## SHORT TASK
Output solely the number of lines containing the string "none".

## Collected data
--*--
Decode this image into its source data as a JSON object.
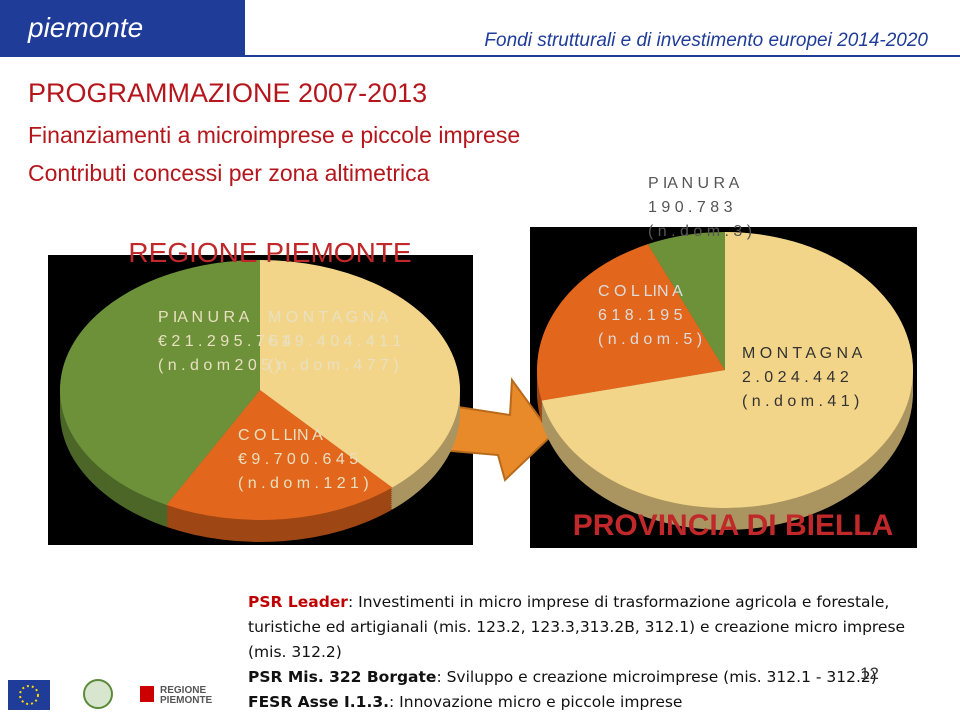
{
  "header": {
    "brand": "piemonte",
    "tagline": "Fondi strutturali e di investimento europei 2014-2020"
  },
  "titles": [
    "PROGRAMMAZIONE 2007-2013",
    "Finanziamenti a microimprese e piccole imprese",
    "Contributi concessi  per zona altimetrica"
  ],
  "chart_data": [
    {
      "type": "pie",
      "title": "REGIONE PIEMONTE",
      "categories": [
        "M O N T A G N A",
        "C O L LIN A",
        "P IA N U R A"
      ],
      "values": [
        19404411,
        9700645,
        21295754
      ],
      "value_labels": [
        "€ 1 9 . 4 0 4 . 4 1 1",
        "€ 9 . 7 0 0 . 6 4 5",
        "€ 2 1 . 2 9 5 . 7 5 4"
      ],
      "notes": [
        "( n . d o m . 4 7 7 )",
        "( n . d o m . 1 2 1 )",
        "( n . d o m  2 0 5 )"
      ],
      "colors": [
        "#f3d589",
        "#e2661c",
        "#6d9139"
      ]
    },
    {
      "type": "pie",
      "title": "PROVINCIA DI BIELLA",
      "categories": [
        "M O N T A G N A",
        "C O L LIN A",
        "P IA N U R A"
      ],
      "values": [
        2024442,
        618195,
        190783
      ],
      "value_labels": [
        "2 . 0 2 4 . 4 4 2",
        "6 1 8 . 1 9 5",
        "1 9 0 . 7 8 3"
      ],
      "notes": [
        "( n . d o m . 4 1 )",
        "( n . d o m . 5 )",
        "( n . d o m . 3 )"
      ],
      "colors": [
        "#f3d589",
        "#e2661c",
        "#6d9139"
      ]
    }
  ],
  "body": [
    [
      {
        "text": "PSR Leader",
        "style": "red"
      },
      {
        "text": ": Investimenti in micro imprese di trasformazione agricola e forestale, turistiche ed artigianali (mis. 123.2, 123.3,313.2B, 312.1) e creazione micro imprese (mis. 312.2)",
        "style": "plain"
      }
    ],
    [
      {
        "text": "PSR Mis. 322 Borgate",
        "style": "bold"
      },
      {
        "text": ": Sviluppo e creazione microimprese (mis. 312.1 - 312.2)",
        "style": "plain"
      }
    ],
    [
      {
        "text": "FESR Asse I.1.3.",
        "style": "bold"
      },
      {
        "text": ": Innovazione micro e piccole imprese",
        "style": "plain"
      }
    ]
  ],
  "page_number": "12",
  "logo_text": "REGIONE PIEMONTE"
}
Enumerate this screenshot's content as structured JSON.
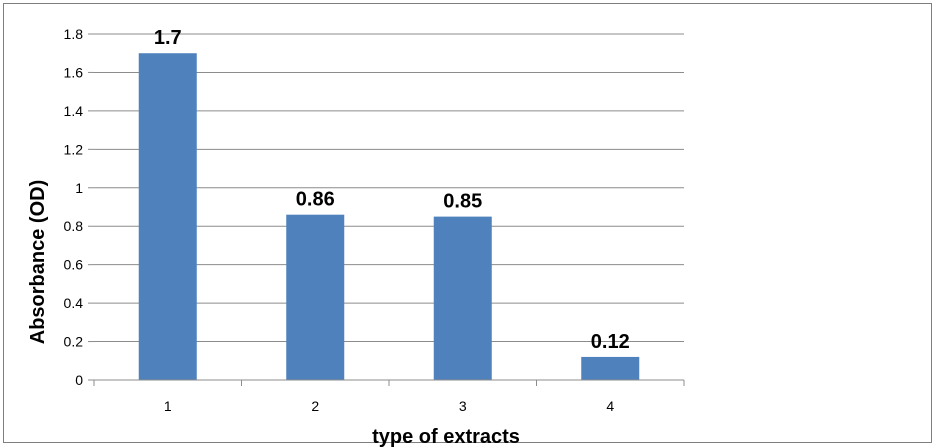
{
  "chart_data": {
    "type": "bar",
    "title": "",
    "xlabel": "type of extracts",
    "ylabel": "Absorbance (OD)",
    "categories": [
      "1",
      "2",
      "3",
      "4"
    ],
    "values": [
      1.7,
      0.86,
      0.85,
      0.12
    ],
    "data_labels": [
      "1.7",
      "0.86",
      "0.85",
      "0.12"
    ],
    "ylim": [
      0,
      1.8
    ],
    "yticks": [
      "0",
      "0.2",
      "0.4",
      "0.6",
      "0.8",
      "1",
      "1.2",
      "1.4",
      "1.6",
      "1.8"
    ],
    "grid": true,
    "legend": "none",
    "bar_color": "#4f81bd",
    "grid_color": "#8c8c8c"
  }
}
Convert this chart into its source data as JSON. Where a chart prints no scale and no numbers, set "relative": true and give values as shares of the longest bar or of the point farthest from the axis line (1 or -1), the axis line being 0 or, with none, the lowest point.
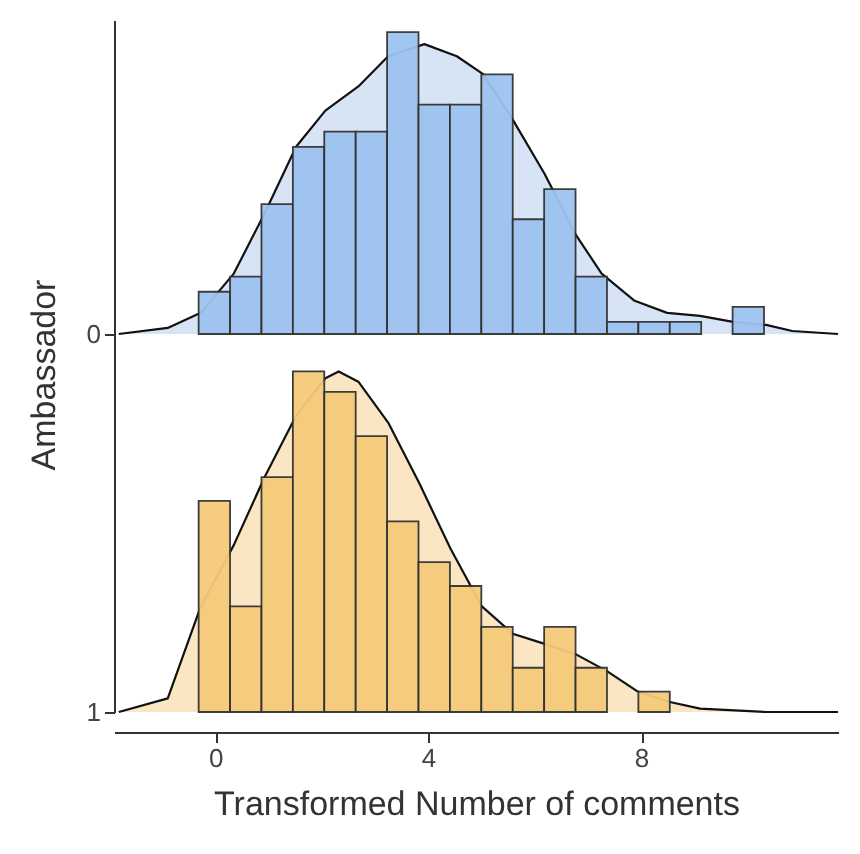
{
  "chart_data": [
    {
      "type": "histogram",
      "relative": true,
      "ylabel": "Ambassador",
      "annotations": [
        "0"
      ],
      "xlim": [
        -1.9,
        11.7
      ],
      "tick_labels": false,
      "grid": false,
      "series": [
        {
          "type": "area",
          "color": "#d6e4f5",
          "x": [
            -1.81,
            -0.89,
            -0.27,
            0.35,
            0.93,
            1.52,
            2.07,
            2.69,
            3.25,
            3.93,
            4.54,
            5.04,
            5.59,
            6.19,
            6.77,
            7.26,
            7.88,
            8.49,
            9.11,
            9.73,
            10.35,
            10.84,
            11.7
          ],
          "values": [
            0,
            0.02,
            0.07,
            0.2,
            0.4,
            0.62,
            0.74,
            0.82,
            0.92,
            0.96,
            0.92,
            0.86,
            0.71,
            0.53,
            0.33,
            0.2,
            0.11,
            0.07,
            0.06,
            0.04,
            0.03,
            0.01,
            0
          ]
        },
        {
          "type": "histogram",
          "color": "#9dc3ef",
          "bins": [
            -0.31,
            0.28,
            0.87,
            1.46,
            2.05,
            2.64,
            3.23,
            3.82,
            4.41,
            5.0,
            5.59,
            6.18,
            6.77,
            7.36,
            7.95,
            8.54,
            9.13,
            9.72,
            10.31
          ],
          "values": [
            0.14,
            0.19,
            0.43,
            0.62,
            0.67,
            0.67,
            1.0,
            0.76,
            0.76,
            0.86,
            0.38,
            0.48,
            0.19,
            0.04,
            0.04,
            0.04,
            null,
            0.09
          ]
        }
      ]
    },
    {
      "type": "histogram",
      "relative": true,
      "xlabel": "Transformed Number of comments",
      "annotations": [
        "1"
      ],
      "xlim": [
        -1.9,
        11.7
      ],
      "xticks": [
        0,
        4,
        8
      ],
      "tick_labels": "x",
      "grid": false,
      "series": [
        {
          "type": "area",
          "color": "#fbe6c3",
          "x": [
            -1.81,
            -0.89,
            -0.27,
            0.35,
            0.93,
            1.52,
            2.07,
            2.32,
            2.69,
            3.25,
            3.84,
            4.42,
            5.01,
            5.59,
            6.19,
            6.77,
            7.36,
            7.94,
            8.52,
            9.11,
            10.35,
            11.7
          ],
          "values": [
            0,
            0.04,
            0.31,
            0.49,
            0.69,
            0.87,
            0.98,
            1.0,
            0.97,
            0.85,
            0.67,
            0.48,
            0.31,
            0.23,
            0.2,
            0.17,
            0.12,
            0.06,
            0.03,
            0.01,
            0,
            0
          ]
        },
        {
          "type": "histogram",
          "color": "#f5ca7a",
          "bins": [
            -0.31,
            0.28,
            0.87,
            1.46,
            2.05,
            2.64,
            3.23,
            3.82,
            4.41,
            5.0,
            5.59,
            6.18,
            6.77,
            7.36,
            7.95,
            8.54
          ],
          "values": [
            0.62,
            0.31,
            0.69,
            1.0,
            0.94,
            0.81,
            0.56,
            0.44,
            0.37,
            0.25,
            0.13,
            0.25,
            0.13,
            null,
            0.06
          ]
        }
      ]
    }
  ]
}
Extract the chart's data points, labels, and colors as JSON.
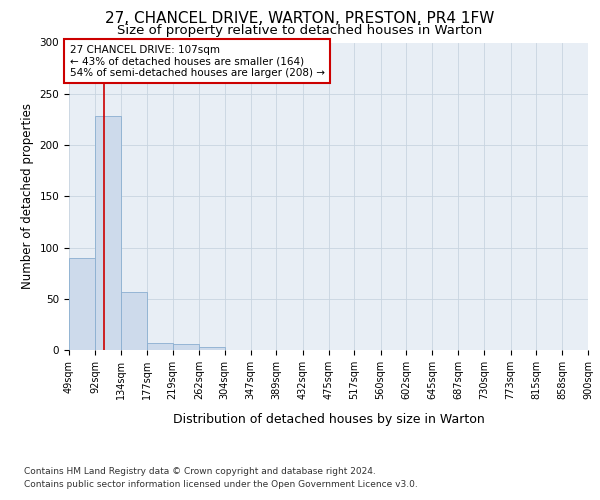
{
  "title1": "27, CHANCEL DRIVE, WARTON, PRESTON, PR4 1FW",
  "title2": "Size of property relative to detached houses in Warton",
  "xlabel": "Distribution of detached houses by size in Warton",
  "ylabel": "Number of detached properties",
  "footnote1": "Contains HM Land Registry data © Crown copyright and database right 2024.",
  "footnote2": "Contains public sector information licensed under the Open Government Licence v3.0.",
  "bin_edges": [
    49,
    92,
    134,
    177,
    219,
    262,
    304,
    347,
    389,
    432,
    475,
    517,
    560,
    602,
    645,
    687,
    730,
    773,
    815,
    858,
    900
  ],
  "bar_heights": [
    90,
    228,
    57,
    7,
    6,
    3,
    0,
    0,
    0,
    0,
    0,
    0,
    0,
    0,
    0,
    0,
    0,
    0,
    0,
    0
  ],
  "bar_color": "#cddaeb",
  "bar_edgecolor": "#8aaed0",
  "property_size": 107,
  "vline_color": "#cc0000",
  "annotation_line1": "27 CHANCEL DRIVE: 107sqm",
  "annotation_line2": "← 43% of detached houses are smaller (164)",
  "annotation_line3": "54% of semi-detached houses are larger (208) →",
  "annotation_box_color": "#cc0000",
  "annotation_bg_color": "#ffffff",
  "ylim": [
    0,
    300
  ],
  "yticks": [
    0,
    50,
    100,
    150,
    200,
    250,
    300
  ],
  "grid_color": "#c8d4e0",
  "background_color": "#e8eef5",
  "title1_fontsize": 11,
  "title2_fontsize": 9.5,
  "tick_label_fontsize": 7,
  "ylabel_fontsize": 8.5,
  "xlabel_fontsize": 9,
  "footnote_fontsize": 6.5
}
--*--
## EXPECTED OUTPUT
2